▶ [Data for the task]
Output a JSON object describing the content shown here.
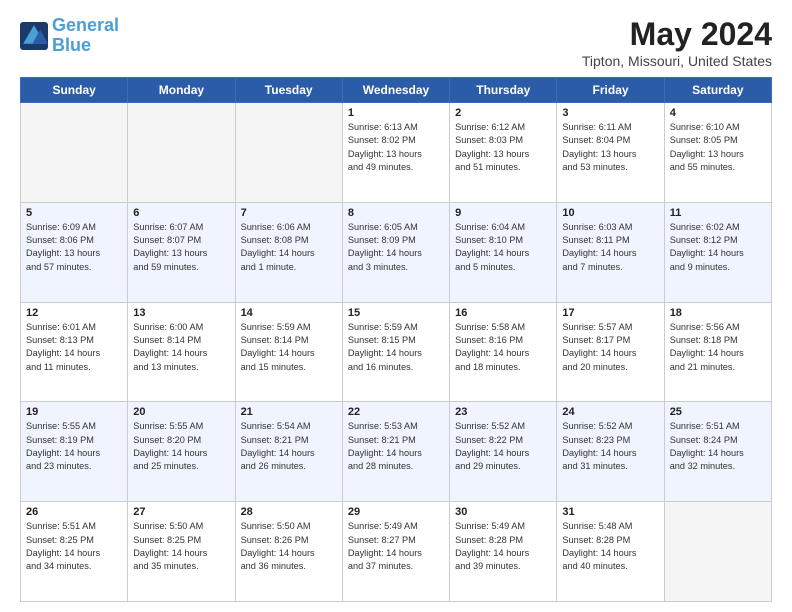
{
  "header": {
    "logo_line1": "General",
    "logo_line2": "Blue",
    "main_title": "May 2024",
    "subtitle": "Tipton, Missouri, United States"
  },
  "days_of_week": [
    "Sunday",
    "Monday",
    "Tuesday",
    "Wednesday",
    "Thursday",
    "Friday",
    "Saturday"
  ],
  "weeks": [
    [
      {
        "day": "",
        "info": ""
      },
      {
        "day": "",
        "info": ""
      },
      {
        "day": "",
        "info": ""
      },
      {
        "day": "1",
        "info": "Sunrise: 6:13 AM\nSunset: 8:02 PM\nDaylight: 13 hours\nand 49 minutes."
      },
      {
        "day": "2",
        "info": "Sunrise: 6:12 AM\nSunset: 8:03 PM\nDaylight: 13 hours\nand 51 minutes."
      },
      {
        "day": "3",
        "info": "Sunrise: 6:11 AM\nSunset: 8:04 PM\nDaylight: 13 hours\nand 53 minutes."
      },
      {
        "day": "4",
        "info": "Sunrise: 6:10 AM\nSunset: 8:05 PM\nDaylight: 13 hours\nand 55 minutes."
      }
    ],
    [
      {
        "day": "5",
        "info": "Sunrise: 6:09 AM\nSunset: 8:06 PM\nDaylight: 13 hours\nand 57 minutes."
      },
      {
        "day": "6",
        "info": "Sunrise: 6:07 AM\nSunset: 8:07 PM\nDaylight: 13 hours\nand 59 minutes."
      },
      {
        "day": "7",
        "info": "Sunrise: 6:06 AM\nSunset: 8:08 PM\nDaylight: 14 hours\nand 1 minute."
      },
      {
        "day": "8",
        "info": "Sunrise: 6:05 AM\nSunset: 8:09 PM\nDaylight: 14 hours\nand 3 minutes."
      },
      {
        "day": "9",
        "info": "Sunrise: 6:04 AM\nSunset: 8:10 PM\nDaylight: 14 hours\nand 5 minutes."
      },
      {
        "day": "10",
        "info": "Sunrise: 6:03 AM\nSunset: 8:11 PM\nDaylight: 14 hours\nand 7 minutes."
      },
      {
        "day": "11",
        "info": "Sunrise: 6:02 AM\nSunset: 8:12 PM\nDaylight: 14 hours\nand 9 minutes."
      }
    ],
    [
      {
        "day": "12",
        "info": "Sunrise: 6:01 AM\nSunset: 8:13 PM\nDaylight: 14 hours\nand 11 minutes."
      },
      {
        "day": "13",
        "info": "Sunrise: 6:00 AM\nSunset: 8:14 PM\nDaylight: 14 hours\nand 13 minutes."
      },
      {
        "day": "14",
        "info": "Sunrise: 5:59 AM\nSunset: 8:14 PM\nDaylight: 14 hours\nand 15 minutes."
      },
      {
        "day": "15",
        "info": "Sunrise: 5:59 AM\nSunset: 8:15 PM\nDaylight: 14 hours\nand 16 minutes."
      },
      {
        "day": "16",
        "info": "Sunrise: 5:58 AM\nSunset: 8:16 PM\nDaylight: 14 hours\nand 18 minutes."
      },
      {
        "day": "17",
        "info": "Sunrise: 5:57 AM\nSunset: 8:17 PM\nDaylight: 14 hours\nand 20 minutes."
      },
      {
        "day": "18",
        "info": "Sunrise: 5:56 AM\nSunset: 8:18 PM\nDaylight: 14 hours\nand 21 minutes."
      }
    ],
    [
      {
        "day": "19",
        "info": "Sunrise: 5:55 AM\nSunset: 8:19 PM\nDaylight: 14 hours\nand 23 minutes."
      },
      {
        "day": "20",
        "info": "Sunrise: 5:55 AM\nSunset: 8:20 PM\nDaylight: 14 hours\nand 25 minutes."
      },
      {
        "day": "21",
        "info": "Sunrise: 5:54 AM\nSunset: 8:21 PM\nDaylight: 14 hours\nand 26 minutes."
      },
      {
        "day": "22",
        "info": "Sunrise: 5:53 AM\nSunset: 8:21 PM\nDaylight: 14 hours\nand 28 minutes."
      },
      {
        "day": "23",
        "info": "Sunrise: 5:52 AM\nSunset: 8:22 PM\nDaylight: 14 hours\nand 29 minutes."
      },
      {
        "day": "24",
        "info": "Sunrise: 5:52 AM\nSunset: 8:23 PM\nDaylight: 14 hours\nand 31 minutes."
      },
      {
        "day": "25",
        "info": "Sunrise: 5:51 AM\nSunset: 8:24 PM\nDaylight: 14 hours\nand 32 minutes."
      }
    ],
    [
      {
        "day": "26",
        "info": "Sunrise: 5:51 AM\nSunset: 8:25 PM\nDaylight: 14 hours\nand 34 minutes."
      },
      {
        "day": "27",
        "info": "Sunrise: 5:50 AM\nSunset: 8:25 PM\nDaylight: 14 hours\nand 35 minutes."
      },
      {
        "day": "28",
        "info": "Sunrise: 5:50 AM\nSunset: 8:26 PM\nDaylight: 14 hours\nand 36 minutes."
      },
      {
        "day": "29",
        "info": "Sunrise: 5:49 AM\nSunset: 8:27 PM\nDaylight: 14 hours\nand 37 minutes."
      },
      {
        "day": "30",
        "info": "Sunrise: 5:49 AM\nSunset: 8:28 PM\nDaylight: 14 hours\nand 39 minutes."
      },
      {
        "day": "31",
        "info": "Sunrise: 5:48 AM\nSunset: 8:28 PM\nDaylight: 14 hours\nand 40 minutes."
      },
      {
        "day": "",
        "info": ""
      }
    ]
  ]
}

* * *

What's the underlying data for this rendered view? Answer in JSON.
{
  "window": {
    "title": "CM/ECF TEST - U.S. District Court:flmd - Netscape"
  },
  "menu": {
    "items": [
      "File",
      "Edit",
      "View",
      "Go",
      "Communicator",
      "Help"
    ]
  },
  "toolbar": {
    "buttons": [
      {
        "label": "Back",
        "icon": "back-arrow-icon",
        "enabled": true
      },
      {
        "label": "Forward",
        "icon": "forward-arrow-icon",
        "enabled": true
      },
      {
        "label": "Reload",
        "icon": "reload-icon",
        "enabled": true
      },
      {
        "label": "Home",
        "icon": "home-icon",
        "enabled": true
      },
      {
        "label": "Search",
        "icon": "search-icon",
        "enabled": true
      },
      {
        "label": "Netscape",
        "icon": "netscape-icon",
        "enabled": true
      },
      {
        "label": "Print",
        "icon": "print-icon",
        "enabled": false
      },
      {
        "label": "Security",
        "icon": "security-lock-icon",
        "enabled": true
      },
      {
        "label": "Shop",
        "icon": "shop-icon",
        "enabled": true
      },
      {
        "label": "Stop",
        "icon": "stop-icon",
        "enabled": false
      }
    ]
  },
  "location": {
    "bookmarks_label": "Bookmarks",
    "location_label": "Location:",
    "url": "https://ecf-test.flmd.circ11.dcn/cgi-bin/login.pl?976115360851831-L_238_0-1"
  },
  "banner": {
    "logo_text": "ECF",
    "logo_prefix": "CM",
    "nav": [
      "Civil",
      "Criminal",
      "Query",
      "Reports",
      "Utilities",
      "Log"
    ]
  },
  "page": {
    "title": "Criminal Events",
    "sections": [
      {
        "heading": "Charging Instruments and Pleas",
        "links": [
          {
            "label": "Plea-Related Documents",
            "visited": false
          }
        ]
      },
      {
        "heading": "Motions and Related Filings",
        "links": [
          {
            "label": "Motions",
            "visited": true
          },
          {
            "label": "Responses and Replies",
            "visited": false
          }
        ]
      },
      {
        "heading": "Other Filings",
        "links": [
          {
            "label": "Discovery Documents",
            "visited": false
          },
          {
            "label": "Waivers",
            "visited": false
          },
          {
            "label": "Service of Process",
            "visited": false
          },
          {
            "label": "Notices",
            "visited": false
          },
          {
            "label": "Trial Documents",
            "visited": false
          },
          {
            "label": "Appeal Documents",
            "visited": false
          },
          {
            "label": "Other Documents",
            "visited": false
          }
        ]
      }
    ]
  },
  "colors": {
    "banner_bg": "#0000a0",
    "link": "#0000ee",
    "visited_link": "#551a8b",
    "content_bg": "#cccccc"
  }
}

▶ [Task directions] Pick out every line with the string "arrow" and copy it.

▶ [Response below]
        "icon": "back-arrow-icon",
        "icon": "forward-arrow-icon",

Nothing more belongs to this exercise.